==== PROVIDED DATA

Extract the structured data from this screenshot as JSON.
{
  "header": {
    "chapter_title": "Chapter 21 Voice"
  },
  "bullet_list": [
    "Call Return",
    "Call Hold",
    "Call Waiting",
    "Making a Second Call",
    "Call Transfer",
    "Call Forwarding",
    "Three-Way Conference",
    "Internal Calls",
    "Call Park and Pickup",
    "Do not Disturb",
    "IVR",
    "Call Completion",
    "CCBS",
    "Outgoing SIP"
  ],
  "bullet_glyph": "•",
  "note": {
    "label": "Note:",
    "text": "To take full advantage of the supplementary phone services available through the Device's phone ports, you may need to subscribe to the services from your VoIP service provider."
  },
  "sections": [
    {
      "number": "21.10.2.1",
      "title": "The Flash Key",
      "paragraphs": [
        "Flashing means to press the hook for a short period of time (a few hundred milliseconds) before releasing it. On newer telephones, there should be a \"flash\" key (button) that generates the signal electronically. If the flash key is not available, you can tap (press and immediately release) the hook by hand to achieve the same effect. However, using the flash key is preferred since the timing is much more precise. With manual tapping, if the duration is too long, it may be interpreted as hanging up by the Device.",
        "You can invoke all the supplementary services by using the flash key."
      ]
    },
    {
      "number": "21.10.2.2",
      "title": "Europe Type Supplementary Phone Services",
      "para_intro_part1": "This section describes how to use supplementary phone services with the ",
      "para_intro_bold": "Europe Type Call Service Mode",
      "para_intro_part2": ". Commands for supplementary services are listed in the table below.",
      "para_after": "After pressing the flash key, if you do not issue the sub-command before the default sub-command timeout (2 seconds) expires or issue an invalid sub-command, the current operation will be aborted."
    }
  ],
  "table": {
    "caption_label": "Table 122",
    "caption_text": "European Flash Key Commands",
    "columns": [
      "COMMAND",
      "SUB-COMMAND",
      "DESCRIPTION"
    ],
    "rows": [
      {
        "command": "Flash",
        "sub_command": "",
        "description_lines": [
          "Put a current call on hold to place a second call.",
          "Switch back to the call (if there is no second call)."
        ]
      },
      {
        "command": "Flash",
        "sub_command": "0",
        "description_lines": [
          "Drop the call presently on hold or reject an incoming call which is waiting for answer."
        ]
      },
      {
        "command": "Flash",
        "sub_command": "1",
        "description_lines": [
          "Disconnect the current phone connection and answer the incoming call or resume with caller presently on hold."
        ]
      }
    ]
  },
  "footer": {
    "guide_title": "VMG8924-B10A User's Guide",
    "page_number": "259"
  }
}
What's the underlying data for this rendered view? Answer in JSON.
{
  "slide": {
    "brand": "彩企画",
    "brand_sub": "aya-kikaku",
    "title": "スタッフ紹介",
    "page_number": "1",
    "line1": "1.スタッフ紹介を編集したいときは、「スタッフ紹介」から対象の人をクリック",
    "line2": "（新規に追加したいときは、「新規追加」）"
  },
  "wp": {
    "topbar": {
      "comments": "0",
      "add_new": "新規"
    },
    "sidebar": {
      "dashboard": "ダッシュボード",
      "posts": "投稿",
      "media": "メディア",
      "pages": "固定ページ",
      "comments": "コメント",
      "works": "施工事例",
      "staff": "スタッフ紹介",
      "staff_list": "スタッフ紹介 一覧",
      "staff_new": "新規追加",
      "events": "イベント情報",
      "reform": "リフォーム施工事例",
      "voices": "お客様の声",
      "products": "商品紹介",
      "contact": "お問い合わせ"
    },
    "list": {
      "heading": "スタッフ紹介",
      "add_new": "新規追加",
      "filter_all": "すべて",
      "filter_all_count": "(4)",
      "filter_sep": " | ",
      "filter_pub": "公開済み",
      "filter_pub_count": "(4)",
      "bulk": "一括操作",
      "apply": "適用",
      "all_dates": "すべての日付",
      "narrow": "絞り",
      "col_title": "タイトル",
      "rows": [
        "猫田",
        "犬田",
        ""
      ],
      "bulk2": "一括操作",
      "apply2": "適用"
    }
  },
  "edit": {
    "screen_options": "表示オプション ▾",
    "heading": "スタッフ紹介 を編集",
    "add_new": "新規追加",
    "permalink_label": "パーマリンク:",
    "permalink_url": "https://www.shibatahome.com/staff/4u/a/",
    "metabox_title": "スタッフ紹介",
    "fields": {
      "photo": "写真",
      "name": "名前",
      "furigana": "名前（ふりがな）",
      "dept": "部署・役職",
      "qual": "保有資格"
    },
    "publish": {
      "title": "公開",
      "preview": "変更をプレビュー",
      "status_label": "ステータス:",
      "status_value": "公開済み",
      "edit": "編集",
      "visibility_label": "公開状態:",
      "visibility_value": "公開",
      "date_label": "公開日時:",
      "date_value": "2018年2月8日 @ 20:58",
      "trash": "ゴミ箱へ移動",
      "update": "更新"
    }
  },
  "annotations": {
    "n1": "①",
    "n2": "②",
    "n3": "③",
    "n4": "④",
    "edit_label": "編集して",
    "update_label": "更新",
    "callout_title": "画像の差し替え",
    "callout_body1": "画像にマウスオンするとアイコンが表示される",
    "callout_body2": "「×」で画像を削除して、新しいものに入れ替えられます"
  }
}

========

• TASK DESCRIPTION
Nothing should be left out: repeat all of the data exactly.

• RESULT OF THIS EXERCISE
Extract the structured data from this screenshot as JSON.
{
  "header": {
    "chapter_title": "Chapter 21 Voice"
  },
  "bullet_list": [
    "Call Return",
    "Call Hold",
    "Call Waiting",
    "Making a Second Call",
    "Call Transfer",
    "Call Forwarding",
    "Three-Way Conference",
    "Internal Calls",
    "Call Park and Pickup",
    "Do not Disturb",
    "IVR",
    "Call Completion",
    "CCBS",
    "Outgoing SIP"
  ],
  "bullet_glyph": "•",
  "note": {
    "label": "Note:",
    "text": "To take full advantage of the supplementary phone services available through the Device's phone ports, you may need to subscribe to the services from your VoIP service provider."
  },
  "sections": [
    {
      "number": "21.10.2.1",
      "title": "The Flash Key",
      "paragraphs": [
        "Flashing means to press the hook for a short period of time (a few hundred milliseconds) before releasing it. On newer telephones, there should be a \"flash\" key (button) that generates the signal electronically. If the flash key is not available, you can tap (press and immediately release) the hook by hand to achieve the same effect. However, using the flash key is preferred since the timing is much more precise. With manual tapping, if the duration is too long, it may be interpreted as hanging up by the Device.",
        "You can invoke all the supplementary services by using the flash key."
      ]
    },
    {
      "number": "21.10.2.2",
      "title": "Europe Type Supplementary Phone Services",
      "para_intro_part1": "This section describes how to use supplementary phone services with the ",
      "para_intro_bold": "Europe Type Call Service Mode",
      "para_intro_part2": ". Commands for supplementary services are listed in the table below.",
      "para_after": "After pressing the flash key, if you do not issue the sub-command before the default sub-command timeout (2 seconds) expires or issue an invalid sub-command, the current operation will be aborted."
    }
  ],
  "table": {
    "caption_label": "Table 122",
    "caption_text": "European Flash Key Commands",
    "columns": [
      "COMMAND",
      "SUB-COMMAND",
      "DESCRIPTION"
    ],
    "rows": [
      {
        "command": "Flash",
        "sub_command": "",
        "description_lines": [
          "Put a current call on hold to place a second call.",
          "Switch back to the call (if there is no second call)."
        ]
      },
      {
        "command": "Flash",
        "sub_command": "0",
        "description_lines": [
          "Drop the call presently on hold or reject an incoming call which is waiting for answer."
        ]
      },
      {
        "command": "Flash",
        "sub_command": "1",
        "description_lines": [
          "Disconnect the current phone connection and answer the incoming call or resume with caller presently on hold."
        ]
      }
    ]
  },
  "footer": {
    "guide_title": "VMG8924-B10A User's Guide",
    "page_number": "259"
  }
}
What's the underlying data for this rendered view? Answer in JSON.
{
  "slide": {
    "brand": "彩企画",
    "brand_sub": "aya-kikaku",
    "title": "スタッフ紹介",
    "page_number": "1",
    "line1": "1.スタッフ紹介を編集したいときは、「スタッフ紹介」から対象の人をクリック",
    "line2": "（新規に追加したいときは、「新規追加」）"
  },
  "wp": {
    "topbar": {
      "comments": "0",
      "add_new": "新規"
    },
    "sidebar": {
      "dashboard": "ダッシュボード",
      "posts": "投稿",
      "media": "メディア",
      "pages": "固定ページ",
      "comments": "コメント",
      "works": "施工事例",
      "staff": "スタッフ紹介",
      "staff_list": "スタッフ紹介 一覧",
      "staff_new": "新規追加",
      "events": "イベント情報",
      "reform": "リフォーム施工事例",
      "voices": "お客様の声",
      "products": "商品紹介",
      "contact": "お問い合わせ"
    },
    "list": {
      "heading": "スタッフ紹介",
      "add_new": "新規追加",
      "filter_all": "すべて",
      "filter_all_count": "(4)",
      "filter_sep": " | ",
      "filter_pub": "公開済み",
      "filter_pub_count": "(4)",
      "bulk": "一括操作",
      "apply": "適用",
      "all_dates": "すべての日付",
      "narrow": "絞り",
      "col_title": "タイトル",
      "rows": [
        "猫田",
        "犬田",
        ""
      ],
      "bulk2": "一括操作",
      "apply2": "適用"
    }
  },
  "edit": {
    "screen_options": "表示オプション ▾",
    "heading": "スタッフ紹介 を編集",
    "add_new": "新規追加",
    "permalink_label": "パーマリンク:",
    "permalink_url": "https://www.shibatahome.com/staff/4u/a/",
    "metabox_title": "スタッフ紹介",
    "fields": {
      "photo": "写真",
      "name": "名前",
      "furigana": "名前（ふりがな）",
      "dept": "部署・役職",
      "qual": "保有資格"
    },
    "publish": {
      "title": "公開",
      "preview": "変更をプレビュー",
      "status_label": "ステータス:",
      "status_value": "公開済み",
      "edit": "編集",
      "visibility_label": "公開状態:",
      "visibility_value": "公開",
      "date_label": "公開日時:",
      "date_value": "2018年2月8日 @ 20:58",
      "trash": "ゴミ箱へ移動",
      "update": "更新"
    }
  },
  "annotations": {
    "n1": "①",
    "n2": "②",
    "n3": "③",
    "n4": "④",
    "edit_label": "編集して",
    "update_label": "更新",
    "callout_title": "画像の差し替え",
    "callout_body1": "画像にマウスオンするとアイコンが表示される",
    "callout_body2": "「×」で画像を削除して、新しいものに入れ替えられます"
  }
}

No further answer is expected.